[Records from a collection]
^^^^^^^^
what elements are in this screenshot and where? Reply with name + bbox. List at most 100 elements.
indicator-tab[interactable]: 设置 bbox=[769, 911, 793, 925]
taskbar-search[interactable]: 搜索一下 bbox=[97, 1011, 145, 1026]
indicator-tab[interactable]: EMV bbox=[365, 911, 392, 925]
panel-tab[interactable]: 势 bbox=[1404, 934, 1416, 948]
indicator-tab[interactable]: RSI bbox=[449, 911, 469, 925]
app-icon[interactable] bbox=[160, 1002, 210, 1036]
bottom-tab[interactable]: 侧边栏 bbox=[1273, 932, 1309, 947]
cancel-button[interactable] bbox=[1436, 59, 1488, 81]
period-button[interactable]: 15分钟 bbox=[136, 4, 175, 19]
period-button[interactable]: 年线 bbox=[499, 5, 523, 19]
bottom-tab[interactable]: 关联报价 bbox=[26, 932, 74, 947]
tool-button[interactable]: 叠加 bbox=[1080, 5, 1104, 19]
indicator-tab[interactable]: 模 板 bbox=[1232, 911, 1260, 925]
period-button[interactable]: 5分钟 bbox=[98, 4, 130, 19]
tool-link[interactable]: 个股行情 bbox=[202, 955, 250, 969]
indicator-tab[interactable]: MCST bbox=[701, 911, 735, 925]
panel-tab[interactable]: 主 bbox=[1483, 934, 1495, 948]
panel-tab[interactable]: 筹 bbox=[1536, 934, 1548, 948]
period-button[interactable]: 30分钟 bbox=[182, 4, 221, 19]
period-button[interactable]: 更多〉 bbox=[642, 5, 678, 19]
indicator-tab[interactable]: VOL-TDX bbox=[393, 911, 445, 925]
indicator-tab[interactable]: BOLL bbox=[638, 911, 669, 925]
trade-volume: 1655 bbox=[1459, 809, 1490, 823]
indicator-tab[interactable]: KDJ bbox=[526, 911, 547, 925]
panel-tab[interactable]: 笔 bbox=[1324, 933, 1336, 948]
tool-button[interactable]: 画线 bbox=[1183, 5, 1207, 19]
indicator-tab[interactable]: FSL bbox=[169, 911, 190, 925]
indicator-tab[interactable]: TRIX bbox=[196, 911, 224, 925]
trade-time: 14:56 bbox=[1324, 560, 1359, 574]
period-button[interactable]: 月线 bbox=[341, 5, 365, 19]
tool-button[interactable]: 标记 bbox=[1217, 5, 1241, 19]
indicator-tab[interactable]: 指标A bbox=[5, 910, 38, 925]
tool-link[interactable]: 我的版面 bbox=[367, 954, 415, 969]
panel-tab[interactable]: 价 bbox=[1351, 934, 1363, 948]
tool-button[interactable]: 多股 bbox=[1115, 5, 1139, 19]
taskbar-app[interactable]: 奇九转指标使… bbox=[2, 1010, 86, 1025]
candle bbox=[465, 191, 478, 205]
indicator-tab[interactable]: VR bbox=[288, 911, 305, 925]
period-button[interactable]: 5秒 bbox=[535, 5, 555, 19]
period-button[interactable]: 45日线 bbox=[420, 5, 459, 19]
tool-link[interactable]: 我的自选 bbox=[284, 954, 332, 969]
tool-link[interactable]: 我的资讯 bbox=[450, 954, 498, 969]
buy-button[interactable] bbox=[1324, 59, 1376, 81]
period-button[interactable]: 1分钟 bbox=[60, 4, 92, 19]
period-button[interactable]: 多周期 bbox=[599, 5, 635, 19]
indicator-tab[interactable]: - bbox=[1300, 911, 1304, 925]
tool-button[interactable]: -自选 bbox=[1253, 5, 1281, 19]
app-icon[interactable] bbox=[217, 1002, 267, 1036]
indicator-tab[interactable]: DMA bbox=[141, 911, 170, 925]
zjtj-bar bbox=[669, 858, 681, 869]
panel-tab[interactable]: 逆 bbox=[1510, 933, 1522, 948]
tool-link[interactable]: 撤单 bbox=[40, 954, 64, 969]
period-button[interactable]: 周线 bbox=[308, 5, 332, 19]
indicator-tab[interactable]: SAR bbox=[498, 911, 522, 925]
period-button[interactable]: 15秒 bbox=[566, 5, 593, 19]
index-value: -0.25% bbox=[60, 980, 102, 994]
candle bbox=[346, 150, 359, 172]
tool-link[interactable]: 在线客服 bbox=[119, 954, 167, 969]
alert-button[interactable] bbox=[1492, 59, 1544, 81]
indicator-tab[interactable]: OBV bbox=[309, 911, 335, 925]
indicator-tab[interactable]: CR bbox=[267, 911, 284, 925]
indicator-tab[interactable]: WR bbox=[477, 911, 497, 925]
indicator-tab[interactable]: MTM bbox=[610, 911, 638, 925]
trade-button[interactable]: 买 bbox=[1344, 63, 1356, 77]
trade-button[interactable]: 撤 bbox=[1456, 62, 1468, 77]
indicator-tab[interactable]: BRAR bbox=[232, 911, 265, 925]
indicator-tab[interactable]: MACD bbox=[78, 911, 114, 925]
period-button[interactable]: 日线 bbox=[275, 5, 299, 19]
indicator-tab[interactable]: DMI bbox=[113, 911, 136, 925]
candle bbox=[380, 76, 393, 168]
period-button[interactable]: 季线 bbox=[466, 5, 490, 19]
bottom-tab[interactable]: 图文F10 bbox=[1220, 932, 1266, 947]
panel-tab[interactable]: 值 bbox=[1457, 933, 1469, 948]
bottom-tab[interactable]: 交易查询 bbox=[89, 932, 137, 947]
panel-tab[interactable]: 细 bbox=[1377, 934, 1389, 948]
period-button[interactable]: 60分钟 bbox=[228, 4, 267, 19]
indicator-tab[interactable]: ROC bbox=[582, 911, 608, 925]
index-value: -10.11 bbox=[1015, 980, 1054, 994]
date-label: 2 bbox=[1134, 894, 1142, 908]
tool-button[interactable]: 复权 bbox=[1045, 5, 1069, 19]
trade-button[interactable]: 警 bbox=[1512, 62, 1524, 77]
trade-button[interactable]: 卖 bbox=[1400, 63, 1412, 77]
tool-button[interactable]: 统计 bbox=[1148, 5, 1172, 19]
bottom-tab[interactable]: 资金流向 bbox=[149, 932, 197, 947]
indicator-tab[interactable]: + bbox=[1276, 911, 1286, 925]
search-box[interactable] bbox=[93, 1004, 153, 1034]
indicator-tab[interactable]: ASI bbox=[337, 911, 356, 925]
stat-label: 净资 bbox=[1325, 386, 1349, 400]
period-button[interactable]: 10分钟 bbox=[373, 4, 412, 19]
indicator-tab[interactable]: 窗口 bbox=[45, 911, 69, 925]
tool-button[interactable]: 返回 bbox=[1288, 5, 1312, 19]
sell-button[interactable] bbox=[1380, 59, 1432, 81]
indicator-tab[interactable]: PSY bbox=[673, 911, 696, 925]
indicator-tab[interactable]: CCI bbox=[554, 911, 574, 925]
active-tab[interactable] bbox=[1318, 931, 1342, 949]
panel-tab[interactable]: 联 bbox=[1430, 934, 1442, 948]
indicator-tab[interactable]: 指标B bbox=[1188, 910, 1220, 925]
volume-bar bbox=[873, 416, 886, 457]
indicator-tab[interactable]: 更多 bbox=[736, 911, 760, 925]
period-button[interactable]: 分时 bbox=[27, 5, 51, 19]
^^^^^^^^
Required task:
Copy the lines of the records verbatim, from the first line through the line containing "panel-tab[interactable]: 主 bbox=[1483, 934, 1495, 948]", both included.

Reply to the exercise:
what elements are in this screenshot and where? Reply with name + bbox. List at most 100 elements.
indicator-tab[interactable]: 设置 bbox=[769, 911, 793, 925]
taskbar-search[interactable]: 搜索一下 bbox=[97, 1011, 145, 1026]
indicator-tab[interactable]: EMV bbox=[365, 911, 392, 925]
panel-tab[interactable]: 势 bbox=[1404, 934, 1416, 948]
indicator-tab[interactable]: RSI bbox=[449, 911, 469, 925]
app-icon[interactable] bbox=[160, 1002, 210, 1036]
bottom-tab[interactable]: 侧边栏 bbox=[1273, 932, 1309, 947]
cancel-button[interactable] bbox=[1436, 59, 1488, 81]
period-button[interactable]: 15分钟 bbox=[136, 4, 175, 19]
period-button[interactable]: 年线 bbox=[499, 5, 523, 19]
bottom-tab[interactable]: 关联报价 bbox=[26, 932, 74, 947]
tool-button[interactable]: 叠加 bbox=[1080, 5, 1104, 19]
indicator-tab[interactable]: 模 板 bbox=[1232, 911, 1260, 925]
period-button[interactable]: 5分钟 bbox=[98, 4, 130, 19]
tool-link[interactable]: 个股行情 bbox=[202, 955, 250, 969]
indicator-tab[interactable]: MCST bbox=[701, 911, 735, 925]
panel-tab[interactable]: 主 bbox=[1483, 934, 1495, 948]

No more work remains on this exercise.